= What is being asked =
Transcribe each of the records below exactly, excluding all pictures.

[BEGIN Data section]

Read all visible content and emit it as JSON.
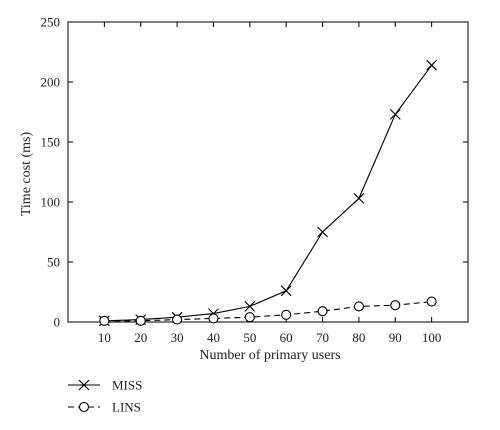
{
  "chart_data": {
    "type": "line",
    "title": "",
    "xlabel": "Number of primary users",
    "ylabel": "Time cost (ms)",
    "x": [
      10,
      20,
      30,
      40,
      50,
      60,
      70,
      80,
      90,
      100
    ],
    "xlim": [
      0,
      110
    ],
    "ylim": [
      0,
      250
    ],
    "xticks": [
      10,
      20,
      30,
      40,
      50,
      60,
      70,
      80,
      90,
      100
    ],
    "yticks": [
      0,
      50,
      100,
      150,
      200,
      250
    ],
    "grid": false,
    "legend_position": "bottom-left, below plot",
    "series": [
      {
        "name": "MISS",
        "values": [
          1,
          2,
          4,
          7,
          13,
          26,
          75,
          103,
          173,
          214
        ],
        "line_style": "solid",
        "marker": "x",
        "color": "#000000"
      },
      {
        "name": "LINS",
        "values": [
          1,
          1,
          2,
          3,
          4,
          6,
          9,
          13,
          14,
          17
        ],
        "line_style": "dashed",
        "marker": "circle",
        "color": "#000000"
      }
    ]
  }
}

[END Data section]

= Reply =
Read all visible content and emit it as JSON.
{
  "chart_data": {
    "type": "line",
    "title": "",
    "xlabel": "Number of primary users",
    "ylabel": "Time cost (ms)",
    "x": [
      10,
      20,
      30,
      40,
      50,
      60,
      70,
      80,
      90,
      100
    ],
    "xlim": [
      0,
      110
    ],
    "ylim": [
      0,
      250
    ],
    "xticks": [
      10,
      20,
      30,
      40,
      50,
      60,
      70,
      80,
      90,
      100
    ],
    "yticks": [
      0,
      50,
      100,
      150,
      200,
      250
    ],
    "grid": false,
    "legend_position": "bottom-left, below plot",
    "series": [
      {
        "name": "MISS",
        "values": [
          1,
          2,
          4,
          7,
          13,
          26,
          75,
          103,
          173,
          214
        ],
        "line_style": "solid",
        "marker": "x",
        "color": "#000000"
      },
      {
        "name": "LINS",
        "values": [
          1,
          1,
          2,
          3,
          4,
          6,
          9,
          13,
          14,
          17
        ],
        "line_style": "dashed",
        "marker": "circle",
        "color": "#000000"
      }
    ]
  }
}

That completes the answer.